» Instructions for the task
Drop every picture and give the entries back exactly.

Stored data:
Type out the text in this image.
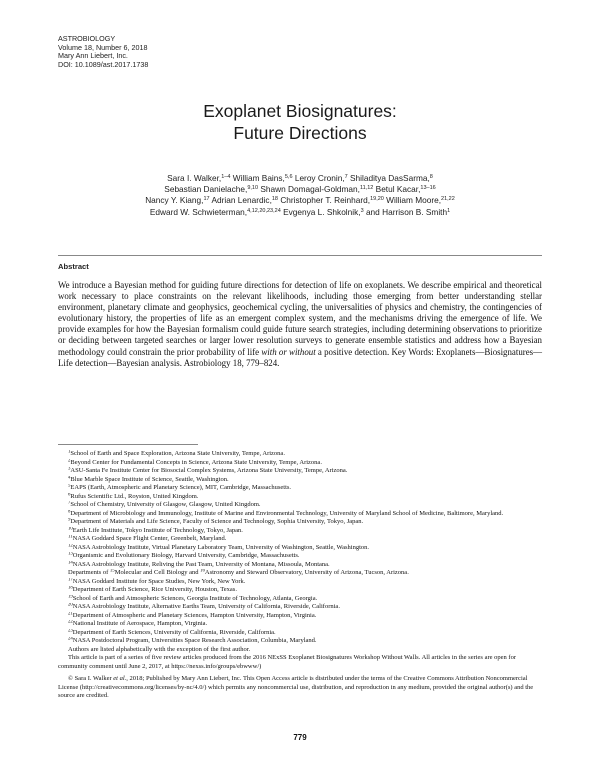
ASTROBIOLOGY
Volume 18, Number 6, 2018
Mary Ann Liebert, Inc.
DOI: 10.1089/ast.2017.1738
Exoplanet Biosignatures:
Future Directions
Sara I. Walker,$^{1-4}$ William Bains,$^{5,6}$ Leroy Cronin,$^7$ Shiladitya DasSarma,$^8$
Sebastian Danielache,$^{9,10}$ Shawn Domagal-Goldman,$^{11,12}$ Betul Kacar,$^{13-16}$
Nancy Y. Kiang,$^{17}$ Adrian Lenardic,$^{18}$ Christopher T. Reinhard,$^{19,20}$ William Moore,$^{21,22}$
Edward W. Schwieterman,$^{4,12,20,23,24}$ Evgenya L. Shkolnik,$^3$ and Harrison B. Smith$^1$
Abstract
We introduce a Bayesian method for guiding future directions for detection of life on exoplanets. We describe empirical and theoretical work necessary to place constraints on the relevant likelihoods, including those emerging from better understanding stellar environment, planetary climate and geophysics, geochemical cycling, the universalities of physics and chemistry, the contingencies of evolutionary history, the properties of life as an emergent complex system, and the mechanisms driving the emergence of life. We provide examples for how the Bayesian formalism could guide future search strategies, including determining observations to prioritize or deciding between targeted searches or larger lower resolution surveys to generate ensemble statistics and address how a Bayesian methodology could constrain the prior probability of life with or without a positive detection. Key Words: Exoplanets—Biosignatures—Life detection—Bayesian analysis. Astrobiology 18, 779–824.
$^1$School of Earth and Space Exploration, Arizona State University, Tempe, Arizona.
$^2$Beyond Center for Fundamental Concepts in Science, Arizona State University, Tempe, Arizona.
$^3$ASU-Santa Fe Institute Center for Biosocial Complex Systems, Arizona State University, Tempe, Arizona.
$^4$Blue Marble Space Institute of Science, Seattle, Washington.
$^5$EAPS (Earth, Atmospheric and Planetary Science), MIT, Cambridge, Massachusetts.
$^6$Rufus Scientific Ltd., Royston, United Kingdom.
$^7$School of Chemistry, University of Glasgow, Glasgow, United Kingdom.
$^8$Department of Microbiology and Immunology, Institute of Marine and Environmental Technology, University of Maryland School of Medicine, Baltimore, Maryland.
$^9$Department of Materials and Life Science, Faculty of Science and Technology, Sophia University, Tokyo, Japan.
$^{10}$Earth Life Institute, Tokyo Institute of Technology, Tokyo, Japan.
$^{11}$NASA Goddard Space Flight Center, Greenbelt, Maryland.
$^{12}$NASA Astrobiology Institute, Virtual Planetary Laboratory Team, University of Washington, Seattle, Washington.
$^{13}$Organismic and Evolutionary Biology, Harvard University, Cambridge, Massachusetts.
$^{14}$NASA Astrobiology Institute, Reliving the Past Team, University of Montana, Missoula, Montana.
Departments of $^{15}$Molecular and Cell Biology and $^{16}$Astronomy and Steward Observatory, University of Arizona, Tucson, Arizona.
$^{17}$NASA Goddard Institute for Space Studies, New York, New York.
$^{18}$Department of Earth Science, Rice University, Houston, Texas.
$^{19}$School of Earth and Atmospheric Sciences, Georgia Institute of Technology, Atlanta, Georgia.
$^{20}$NASA Astrobiology Institute, Alternative Earths Team, University of California, Riverside, California.
$^{21}$Department of Atmospheric and Planetary Sciences, Hampton University, Hampton, Virginia.
$^{22}$National Institute of Aerospace, Hampton, Virginia.
$^{23}$Department of Earth Sciences, University of California, Riverside, California.
$^{24}$NASA Postdoctoral Program, Universities Space Research Association, Columbia, Maryland.
Authors are listed alphabetically with the exception of the first author.
This article is part of a series of five review articles produced from the 2016 NExSS Exoplanet Biosignatures Workshop Without Walls. All articles in the series are open for community comment until June 2, 2017, at https://nexss.info/groups/ebwww/)
© Sara I. Walker et al., 2018; Published by Mary Ann Liebert, Inc. This Open Access article is distributed under the terms of the Creative Commons Attribution Noncommercial License (http://creativecommons.org/licenses/by-nc/4.0/) which permits any noncommercial use, distribution, and reproduction in any medium, provided the original author(s) and the source are credited.
779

» Solution for this exercise
Type out the text in this image.
ASTROBIOLOGY
Volume 18, Number 6, 2018
Mary Ann Liebert, Inc.
DOI: 10.1089/ast.2017.1738
Exoplanet Biosignatures:
Future Directions
Sara I. Walker,$^{1-4}$ William Bains,$^{5,6}$ Leroy Cronin,$^7$ Shiladitya DasSarma,$^8$
Sebastian Danielache,$^{9,10}$ Shawn Domagal-Goldman,$^{11,12}$ Betul Kacar,$^{13-16}$
Nancy Y. Kiang,$^{17}$ Adrian Lenardic,$^{18}$ Christopher T. Reinhard,$^{19,20}$ William Moore,$^{21,22}$
Edward W. Schwieterman,$^{4,12,20,23,24}$ Evgenya L. Shkolnik,$^3$ and Harrison B. Smith$^1$
Abstract
We introduce a Bayesian method for guiding future directions for detection of life on exoplanets. We describe empirical and theoretical work necessary to place constraints on the relevant likelihoods, including those emerging from better understanding stellar environment, planetary climate and geophysics, geochemical cycling, the universalities of physics and chemistry, the contingencies of evolutionary history, the properties of life as an emergent complex system, and the mechanisms driving the emergence of life. We provide examples for how the Bayesian formalism could guide future search strategies, including determining observations to prioritize or deciding between targeted searches or larger lower resolution surveys to generate ensemble statistics and address how a Bayesian methodology could constrain the prior probability of life with or without a positive detection. Key Words: Exoplanets—Biosignatures—Life detection—Bayesian analysis. Astrobiology 18, 779–824.
$^1$School of Earth and Space Exploration, Arizona State University, Tempe, Arizona.
$^2$Beyond Center for Fundamental Concepts in Science, Arizona State University, Tempe, Arizona.
$^3$ASU-Santa Fe Institute Center for Biosocial Complex Systems, Arizona State University, Tempe, Arizona.
$^4$Blue Marble Space Institute of Science, Seattle, Washington.
$^5$EAPS (Earth, Atmospheric and Planetary Science), MIT, Cambridge, Massachusetts.
$^6$Rufus Scientific Ltd., Royston, United Kingdom.
$^7$School of Chemistry, University of Glasgow, Glasgow, United Kingdom.
$^8$Department of Microbiology and Immunology, Institute of Marine and Environmental Technology, University of Maryland School of Medicine, Baltimore, Maryland.
$^9$Department of Materials and Life Science, Faculty of Science and Technology, Sophia University, Tokyo, Japan.
$^{10}$Earth Life Institute, Tokyo Institute of Technology, Tokyo, Japan.
$^{11}$NASA Goddard Space Flight Center, Greenbelt, Maryland.
$^{12}$NASA Astrobiology Institute, Virtual Planetary Laboratory Team, University of Washington, Seattle, Washington.
$^{13}$Organismic and Evolutionary Biology, Harvard University, Cambridge, Massachusetts.
$^{14}$NASA Astrobiology Institute, Reliving the Past Team, University of Montana, Missoula, Montana.
Departments of $^{15}$Molecular and Cell Biology and $^{16}$Astronomy and Steward Observatory, University of Arizona, Tucson, Arizona.
$^{17}$NASA Goddard Institute for Space Studies, New York, New York.
$^{18}$Department of Earth Science, Rice University, Houston, Texas.
$^{19}$School of Earth and Atmospheric Sciences, Georgia Institute of Technology, Atlanta, Georgia.
$^{20}$NASA Astrobiology Institute, Alternative Earths Team, University of California, Riverside, California.
$^{21}$Department of Atmospheric and Planetary Sciences, Hampton University, Hampton, Virginia.
$^{22}$National Institute of Aerospace, Hampton, Virginia.
$^{23}$Department of Earth Sciences, University of California, Riverside, California.
$^{24}$NASA Postdoctoral Program, Universities Space Research Association, Columbia, Maryland.
Authors are listed alphabetically with the exception of the first author.
This article is part of a series of five review articles produced from the 2016 NExSS Exoplanet Biosignatures Workshop Without Walls. All articles in the series are open for community comment until June 2, 2017, at https://nexss.info/groups/ebwww/)
© Sara I. Walker et al., 2018; Published by Mary Ann Liebert, Inc. This Open Access article is distributed under the terms of the Creative Commons Attribution Noncommercial License (http://creativecommons.org/licenses/by-nc/4.0/) which permits any noncommercial use, distribution, and reproduction in any medium, provided the original author(s) and the source are credited.
779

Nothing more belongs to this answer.